● Directions for this task
Write out every line of the material exactly as it appears.

[Structured figure records]
=====
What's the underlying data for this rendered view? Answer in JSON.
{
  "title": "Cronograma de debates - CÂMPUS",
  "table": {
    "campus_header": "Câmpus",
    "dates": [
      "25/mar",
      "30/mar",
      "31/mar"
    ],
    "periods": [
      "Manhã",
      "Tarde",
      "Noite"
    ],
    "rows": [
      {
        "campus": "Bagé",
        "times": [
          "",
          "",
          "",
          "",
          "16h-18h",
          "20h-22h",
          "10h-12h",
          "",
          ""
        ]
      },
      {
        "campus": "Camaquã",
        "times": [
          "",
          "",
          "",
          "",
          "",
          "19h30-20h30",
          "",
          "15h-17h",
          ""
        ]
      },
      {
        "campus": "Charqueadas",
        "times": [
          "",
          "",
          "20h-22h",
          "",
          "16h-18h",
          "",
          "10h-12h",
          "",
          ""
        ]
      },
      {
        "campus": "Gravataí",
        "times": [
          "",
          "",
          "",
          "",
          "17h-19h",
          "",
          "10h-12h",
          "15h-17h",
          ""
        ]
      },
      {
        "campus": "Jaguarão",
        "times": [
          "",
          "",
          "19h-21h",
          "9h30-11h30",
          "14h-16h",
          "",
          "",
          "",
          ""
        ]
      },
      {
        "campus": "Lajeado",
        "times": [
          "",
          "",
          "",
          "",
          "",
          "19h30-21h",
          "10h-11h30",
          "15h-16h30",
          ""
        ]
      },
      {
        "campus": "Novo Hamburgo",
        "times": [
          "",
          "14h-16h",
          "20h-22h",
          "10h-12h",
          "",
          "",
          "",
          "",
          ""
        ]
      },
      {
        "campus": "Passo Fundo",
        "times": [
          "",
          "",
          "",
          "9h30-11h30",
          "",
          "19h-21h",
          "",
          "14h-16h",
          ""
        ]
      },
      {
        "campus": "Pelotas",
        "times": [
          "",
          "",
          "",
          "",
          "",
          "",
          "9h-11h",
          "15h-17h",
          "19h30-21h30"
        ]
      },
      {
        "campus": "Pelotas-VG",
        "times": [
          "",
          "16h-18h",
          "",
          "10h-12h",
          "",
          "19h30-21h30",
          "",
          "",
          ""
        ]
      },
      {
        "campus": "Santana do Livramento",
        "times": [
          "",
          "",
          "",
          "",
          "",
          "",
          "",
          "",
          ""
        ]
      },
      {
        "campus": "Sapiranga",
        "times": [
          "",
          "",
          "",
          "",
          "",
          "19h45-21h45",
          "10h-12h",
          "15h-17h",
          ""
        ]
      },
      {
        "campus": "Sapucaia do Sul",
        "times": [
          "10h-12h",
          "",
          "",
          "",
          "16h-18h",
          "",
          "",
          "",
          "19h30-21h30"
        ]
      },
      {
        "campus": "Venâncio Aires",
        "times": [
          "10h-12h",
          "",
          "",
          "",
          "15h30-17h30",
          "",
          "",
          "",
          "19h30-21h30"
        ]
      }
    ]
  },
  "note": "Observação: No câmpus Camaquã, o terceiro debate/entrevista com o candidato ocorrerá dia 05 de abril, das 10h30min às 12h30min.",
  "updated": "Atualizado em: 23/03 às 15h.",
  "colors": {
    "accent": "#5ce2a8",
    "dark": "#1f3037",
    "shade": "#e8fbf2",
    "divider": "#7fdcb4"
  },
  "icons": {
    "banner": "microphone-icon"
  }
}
=====
● Worked answer
What's the underlying data for this rendered view? Answer in JSON.
{
  "title": "Cronograma de debates - CÂMPUS",
  "table": {
    "campus_header": "Câmpus",
    "dates": [
      "25/mar",
      "30/mar",
      "31/mar"
    ],
    "periods": [
      "Manhã",
      "Tarde",
      "Noite"
    ],
    "rows": [
      {
        "campus": "Bagé",
        "times": [
          "",
          "",
          "",
          "",
          "16h-18h",
          "20h-22h",
          "10h-12h",
          "",
          ""
        ]
      },
      {
        "campus": "Camaquã",
        "times": [
          "",
          "",
          "",
          "",
          "",
          "19h30-20h30",
          "",
          "15h-17h",
          ""
        ]
      },
      {
        "campus": "Charqueadas",
        "times": [
          "",
          "",
          "20h-22h",
          "",
          "16h-18h",
          "",
          "10h-12h",
          "",
          ""
        ]
      },
      {
        "campus": "Gravataí",
        "times": [
          "",
          "",
          "",
          "",
          "17h-19h",
          "",
          "10h-12h",
          "15h-17h",
          ""
        ]
      },
      {
        "campus": "Jaguarão",
        "times": [
          "",
          "",
          "19h-21h",
          "9h30-11h30",
          "14h-16h",
          "",
          "",
          "",
          ""
        ]
      },
      {
        "campus": "Lajeado",
        "times": [
          "",
          "",
          "",
          "",
          "",
          "19h30-21h",
          "10h-11h30",
          "15h-16h30",
          ""
        ]
      },
      {
        "campus": "Novo Hamburgo",
        "times": [
          "",
          "14h-16h",
          "20h-22h",
          "10h-12h",
          "",
          "",
          "",
          "",
          ""
        ]
      },
      {
        "campus": "Passo Fundo",
        "times": [
          "",
          "",
          "",
          "9h30-11h30",
          "",
          "19h-21h",
          "",
          "14h-16h",
          ""
        ]
      },
      {
        "campus": "Pelotas",
        "times": [
          "",
          "",
          "",
          "",
          "",
          "",
          "9h-11h",
          "15h-17h",
          "19h30-21h30"
        ]
      },
      {
        "campus": "Pelotas-VG",
        "times": [
          "",
          "16h-18h",
          "",
          "10h-12h",
          "",
          "19h30-21h30",
          "",
          "",
          ""
        ]
      },
      {
        "campus": "Santana do Livramento",
        "times": [
          "",
          "",
          "",
          "",
          "",
          "",
          "",
          "",
          ""
        ]
      },
      {
        "campus": "Sapiranga",
        "times": [
          "",
          "",
          "",
          "",
          "",
          "19h45-21h45",
          "10h-12h",
          "15h-17h",
          ""
        ]
      },
      {
        "campus": "Sapucaia do Sul",
        "times": [
          "10h-12h",
          "",
          "",
          "",
          "16h-18h",
          "",
          "",
          "",
          "19h30-21h30"
        ]
      },
      {
        "campus": "Venâncio Aires",
        "times": [
          "10h-12h",
          "",
          "",
          "",
          "15h30-17h30",
          "",
          "",
          "",
          "19h30-21h30"
        ]
      }
    ]
  },
  "note": "Observação: No câmpus Camaquã, o terceiro debate/entrevista com o candidato ocorrerá dia 05 de abril, das 10h30min às 12h30min.",
  "updated": "Atualizado em: 23/03 às 15h.",
  "colors": {
    "accent": "#5ce2a8",
    "dark": "#1f3037",
    "shade": "#e8fbf2",
    "divider": "#7fdcb4"
  },
  "icons": {
    "banner": "microphone-icon"
  }
}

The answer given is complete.